■ **Set exercise**:
Copy each line exactly.

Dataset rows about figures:
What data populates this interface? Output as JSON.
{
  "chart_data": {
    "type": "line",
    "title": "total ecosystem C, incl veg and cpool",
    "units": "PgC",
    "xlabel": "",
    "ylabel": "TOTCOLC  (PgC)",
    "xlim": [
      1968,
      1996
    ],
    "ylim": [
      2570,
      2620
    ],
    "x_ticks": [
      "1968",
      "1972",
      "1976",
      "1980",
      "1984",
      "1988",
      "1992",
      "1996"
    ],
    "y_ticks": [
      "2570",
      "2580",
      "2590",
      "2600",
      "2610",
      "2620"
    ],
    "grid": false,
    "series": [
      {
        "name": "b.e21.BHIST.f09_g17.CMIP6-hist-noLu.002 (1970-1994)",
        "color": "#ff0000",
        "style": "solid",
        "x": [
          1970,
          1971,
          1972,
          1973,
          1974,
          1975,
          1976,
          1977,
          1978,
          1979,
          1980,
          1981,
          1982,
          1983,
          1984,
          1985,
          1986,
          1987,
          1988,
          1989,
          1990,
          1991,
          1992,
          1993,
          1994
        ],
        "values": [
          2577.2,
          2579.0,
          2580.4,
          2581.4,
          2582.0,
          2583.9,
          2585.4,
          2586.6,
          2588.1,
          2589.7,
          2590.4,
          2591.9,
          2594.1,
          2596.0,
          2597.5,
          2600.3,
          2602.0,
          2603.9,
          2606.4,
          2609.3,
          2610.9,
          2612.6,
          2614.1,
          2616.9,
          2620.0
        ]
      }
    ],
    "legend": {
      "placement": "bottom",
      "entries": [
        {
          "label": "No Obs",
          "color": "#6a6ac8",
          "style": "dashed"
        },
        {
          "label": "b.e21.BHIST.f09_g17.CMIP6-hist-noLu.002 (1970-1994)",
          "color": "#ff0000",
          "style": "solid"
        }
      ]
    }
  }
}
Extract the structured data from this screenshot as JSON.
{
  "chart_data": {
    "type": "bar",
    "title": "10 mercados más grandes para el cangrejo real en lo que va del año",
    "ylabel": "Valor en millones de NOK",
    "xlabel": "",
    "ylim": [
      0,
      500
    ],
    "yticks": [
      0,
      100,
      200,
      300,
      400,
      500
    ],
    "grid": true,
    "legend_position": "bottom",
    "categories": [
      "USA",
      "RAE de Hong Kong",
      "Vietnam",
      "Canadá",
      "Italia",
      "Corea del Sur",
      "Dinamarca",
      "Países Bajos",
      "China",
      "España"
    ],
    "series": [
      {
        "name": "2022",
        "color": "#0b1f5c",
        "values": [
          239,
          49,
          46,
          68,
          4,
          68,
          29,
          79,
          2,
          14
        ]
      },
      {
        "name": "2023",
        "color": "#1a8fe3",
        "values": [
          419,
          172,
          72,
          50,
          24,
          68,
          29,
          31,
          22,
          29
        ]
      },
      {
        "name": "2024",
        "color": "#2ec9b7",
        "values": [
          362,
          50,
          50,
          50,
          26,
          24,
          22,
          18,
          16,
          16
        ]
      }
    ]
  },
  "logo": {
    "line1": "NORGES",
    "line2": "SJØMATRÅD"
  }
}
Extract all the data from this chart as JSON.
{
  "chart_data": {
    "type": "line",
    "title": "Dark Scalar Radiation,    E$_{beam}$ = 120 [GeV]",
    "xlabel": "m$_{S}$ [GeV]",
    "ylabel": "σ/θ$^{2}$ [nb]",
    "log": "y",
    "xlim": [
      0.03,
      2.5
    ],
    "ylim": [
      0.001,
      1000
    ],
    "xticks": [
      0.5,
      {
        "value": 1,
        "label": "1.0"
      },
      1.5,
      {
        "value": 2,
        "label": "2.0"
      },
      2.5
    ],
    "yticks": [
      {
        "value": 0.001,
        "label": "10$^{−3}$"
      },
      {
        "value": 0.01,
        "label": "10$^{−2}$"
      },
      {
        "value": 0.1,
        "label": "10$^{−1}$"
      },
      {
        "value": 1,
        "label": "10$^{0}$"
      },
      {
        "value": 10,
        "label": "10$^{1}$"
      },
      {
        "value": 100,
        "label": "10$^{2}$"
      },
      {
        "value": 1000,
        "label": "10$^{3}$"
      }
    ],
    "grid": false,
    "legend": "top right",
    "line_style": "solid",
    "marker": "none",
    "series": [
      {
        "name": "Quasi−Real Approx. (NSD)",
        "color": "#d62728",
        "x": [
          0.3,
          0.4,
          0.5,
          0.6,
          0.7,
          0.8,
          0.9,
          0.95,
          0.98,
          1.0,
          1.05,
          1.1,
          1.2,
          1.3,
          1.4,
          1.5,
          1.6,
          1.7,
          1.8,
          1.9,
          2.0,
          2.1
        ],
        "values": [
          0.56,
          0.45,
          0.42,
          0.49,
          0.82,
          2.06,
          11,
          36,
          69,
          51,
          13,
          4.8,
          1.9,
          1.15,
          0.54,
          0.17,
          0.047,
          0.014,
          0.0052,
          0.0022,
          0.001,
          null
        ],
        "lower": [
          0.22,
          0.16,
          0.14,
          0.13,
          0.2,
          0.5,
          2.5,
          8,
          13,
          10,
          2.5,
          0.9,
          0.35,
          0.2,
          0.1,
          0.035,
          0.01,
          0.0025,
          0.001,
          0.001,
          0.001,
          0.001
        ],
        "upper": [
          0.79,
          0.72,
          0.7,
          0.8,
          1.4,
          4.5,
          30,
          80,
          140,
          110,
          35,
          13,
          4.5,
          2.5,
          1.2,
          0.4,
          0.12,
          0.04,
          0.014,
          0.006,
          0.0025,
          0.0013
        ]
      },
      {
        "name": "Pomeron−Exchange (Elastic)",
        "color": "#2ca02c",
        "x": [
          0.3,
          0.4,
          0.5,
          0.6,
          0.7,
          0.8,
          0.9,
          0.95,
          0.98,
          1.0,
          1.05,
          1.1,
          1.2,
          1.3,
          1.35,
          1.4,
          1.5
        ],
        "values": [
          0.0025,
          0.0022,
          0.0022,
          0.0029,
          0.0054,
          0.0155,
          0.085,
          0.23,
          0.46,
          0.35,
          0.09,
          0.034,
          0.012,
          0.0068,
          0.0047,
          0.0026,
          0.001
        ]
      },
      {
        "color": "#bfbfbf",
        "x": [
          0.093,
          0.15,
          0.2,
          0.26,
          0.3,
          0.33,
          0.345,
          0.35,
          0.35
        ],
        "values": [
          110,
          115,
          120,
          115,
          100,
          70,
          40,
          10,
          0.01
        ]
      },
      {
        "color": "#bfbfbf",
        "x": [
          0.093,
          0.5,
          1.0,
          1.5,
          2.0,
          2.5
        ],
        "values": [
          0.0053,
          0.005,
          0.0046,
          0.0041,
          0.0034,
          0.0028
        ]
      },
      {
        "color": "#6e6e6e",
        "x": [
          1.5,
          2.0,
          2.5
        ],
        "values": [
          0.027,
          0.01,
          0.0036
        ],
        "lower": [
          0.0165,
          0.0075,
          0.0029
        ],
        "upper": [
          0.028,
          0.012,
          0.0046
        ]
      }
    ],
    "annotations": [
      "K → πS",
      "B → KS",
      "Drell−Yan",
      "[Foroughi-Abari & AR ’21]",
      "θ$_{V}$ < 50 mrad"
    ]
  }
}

■ **Output of the exercise**:
What data populates this interface? Output as JSON.
{
  "chart_data": {
    "type": "line",
    "title": "total ecosystem C, incl veg and cpool",
    "units": "PgC",
    "xlabel": "",
    "ylabel": "TOTCOLC  (PgC)",
    "xlim": [
      1968,
      1996
    ],
    "ylim": [
      2570,
      2620
    ],
    "x_ticks": [
      "1968",
      "1972",
      "1976",
      "1980",
      "1984",
      "1988",
      "1992",
      "1996"
    ],
    "y_ticks": [
      "2570",
      "2580",
      "2590",
      "2600",
      "2610",
      "2620"
    ],
    "grid": false,
    "series": [
      {
        "name": "b.e21.BHIST.f09_g17.CMIP6-hist-noLu.002 (1970-1994)",
        "color": "#ff0000",
        "style": "solid",
        "x": [
          1970,
          1971,
          1972,
          1973,
          1974,
          1975,
          1976,
          1977,
          1978,
          1979,
          1980,
          1981,
          1982,
          1983,
          1984,
          1985,
          1986,
          1987,
          1988,
          1989,
          1990,
          1991,
          1992,
          1993,
          1994
        ],
        "values": [
          2577.2,
          2579.0,
          2580.4,
          2581.4,
          2582.0,
          2583.9,
          2585.4,
          2586.6,
          2588.1,
          2589.7,
          2590.4,
          2591.9,
          2594.1,
          2596.0,
          2597.5,
          2600.3,
          2602.0,
          2603.9,
          2606.4,
          2609.3,
          2610.9,
          2612.6,
          2614.1,
          2616.9,
          2620.0
        ]
      }
    ],
    "legend": {
      "placement": "bottom",
      "entries": [
        {
          "label": "No Obs",
          "color": "#6a6ac8",
          "style": "dashed"
        },
        {
          "label": "b.e21.BHIST.f09_g17.CMIP6-hist-noLu.002 (1970-1994)",
          "color": "#ff0000",
          "style": "solid"
        }
      ]
    }
  }
}
Extract the structured data from this screenshot as JSON.
{
  "chart_data": {
    "type": "bar",
    "title": "10 mercados más grandes para el cangrejo real en lo que va del año",
    "ylabel": "Valor en millones de NOK",
    "xlabel": "",
    "ylim": [
      0,
      500
    ],
    "yticks": [
      0,
      100,
      200,
      300,
      400,
      500
    ],
    "grid": true,
    "legend_position": "bottom",
    "categories": [
      "USA",
      "RAE de Hong Kong",
      "Vietnam",
      "Canadá",
      "Italia",
      "Corea del Sur",
      "Dinamarca",
      "Países Bajos",
      "China",
      "España"
    ],
    "series": [
      {
        "name": "2022",
        "color": "#0b1f5c",
        "values": [
          239,
          49,
          46,
          68,
          4,
          68,
          29,
          79,
          2,
          14
        ]
      },
      {
        "name": "2023",
        "color": "#1a8fe3",
        "values": [
          419,
          172,
          72,
          50,
          24,
          68,
          29,
          31,
          22,
          29
        ]
      },
      {
        "name": "2024",
        "color": "#2ec9b7",
        "values": [
          362,
          50,
          50,
          50,
          26,
          24,
          22,
          18,
          16,
          16
        ]
      }
    ]
  },
  "logo": {
    "line1": "NORGES",
    "line2": "SJØMATRÅD"
  }
}
Extract all the data from this chart as JSON.
{
  "chart_data": {
    "type": "line",
    "title": "Dark Scalar Radiation,    E$_{beam}$ = 120 [GeV]",
    "xlabel": "m$_{S}$ [GeV]",
    "ylabel": "σ/θ$^{2}$ [nb]",
    "log": "y",
    "xlim": [
      0.03,
      2.5
    ],
    "ylim": [
      0.001,
      1000
    ],
    "xticks": [
      0.5,
      {
        "value": 1,
        "label": "1.0"
      },
      1.5,
      {
        "value": 2,
        "label": "2.0"
      },
      2.5
    ],
    "yticks": [
      {
        "value": 0.001,
        "label": "10$^{−3}$"
      },
      {
        "value": 0.01,
        "label": "10$^{−2}$"
      },
      {
        "value": 0.1,
        "label": "10$^{−1}$"
      },
      {
        "value": 1,
        "label": "10$^{0}$"
      },
      {
        "value": 10,
        "label": "10$^{1}$"
      },
      {
        "value": 100,
        "label": "10$^{2}$"
      },
      {
        "value": 1000,
        "label": "10$^{3}$"
      }
    ],
    "grid": false,
    "legend": "top right",
    "line_style": "solid",
    "marker": "none",
    "series": [
      {
        "name": "Quasi−Real Approx. (NSD)",
        "color": "#d62728",
        "x": [
          0.3,
          0.4,
          0.5,
          0.6,
          0.7,
          0.8,
          0.9,
          0.95,
          0.98,
          1.0,
          1.05,
          1.1,
          1.2,
          1.3,
          1.4,
          1.5,
          1.6,
          1.7,
          1.8,
          1.9,
          2.0,
          2.1
        ],
        "values": [
          0.56,
          0.45,
          0.42,
          0.49,
          0.82,
          2.06,
          11,
          36,
          69,
          51,
          13,
          4.8,
          1.9,
          1.15,
          0.54,
          0.17,
          0.047,
          0.014,
          0.0052,
          0.0022,
          0.001,
          null
        ],
        "lower": [
          0.22,
          0.16,
          0.14,
          0.13,
          0.2,
          0.5,
          2.5,
          8,
          13,
          10,
          2.5,
          0.9,
          0.35,
          0.2,
          0.1,
          0.035,
          0.01,
          0.0025,
          0.001,
          0.001,
          0.001,
          0.001
        ],
        "upper": [
          0.79,
          0.72,
          0.7,
          0.8,
          1.4,
          4.5,
          30,
          80,
          140,
          110,
          35,
          13,
          4.5,
          2.5,
          1.2,
          0.4,
          0.12,
          0.04,
          0.014,
          0.006,
          0.0025,
          0.0013
        ]
      },
      {
        "name": "Pomeron−Exchange (Elastic)",
        "color": "#2ca02c",
        "x": [
          0.3,
          0.4,
          0.5,
          0.6,
          0.7,
          0.8,
          0.9,
          0.95,
          0.98,
          1.0,
          1.05,
          1.1,
          1.2,
          1.3,
          1.35,
          1.4,
          1.5
        ],
        "values": [
          0.0025,
          0.0022,
          0.0022,
          0.0029,
          0.0054,
          0.0155,
          0.085,
          0.23,
          0.46,
          0.35,
          0.09,
          0.034,
          0.012,
          0.0068,
          0.0047,
          0.0026,
          0.001
        ]
      },
      {
        "color": "#bfbfbf",
        "x": [
          0.093,
          0.15,
          0.2,
          0.26,
          0.3,
          0.33,
          0.345,
          0.35,
          0.35
        ],
        "values": [
          110,
          115,
          120,
          115,
          100,
          70,
          40,
          10,
          0.01
        ]
      },
      {
        "color": "#bfbfbf",
        "x": [
          0.093,
          0.5,
          1.0,
          1.5,
          2.0,
          2.5
        ],
        "values": [
          0.0053,
          0.005,
          0.0046,
          0.0041,
          0.0034,
          0.0028
        ]
      },
      {
        "color": "#6e6e6e",
        "x": [
          1.5,
          2.0,
          2.5
        ],
        "values": [
          0.027,
          0.01,
          0.0036
        ],
        "lower": [
          0.0165,
          0.0075,
          0.0029
        ],
        "upper": [
          0.028,
          0.012,
          0.0046
        ]
      }
    ],
    "annotations": [
      "K → πS",
      "B → KS",
      "Drell−Yan",
      "[Foroughi-Abari & AR ’21]",
      "θ$_{V}$ < 50 mrad"
    ]
  }
}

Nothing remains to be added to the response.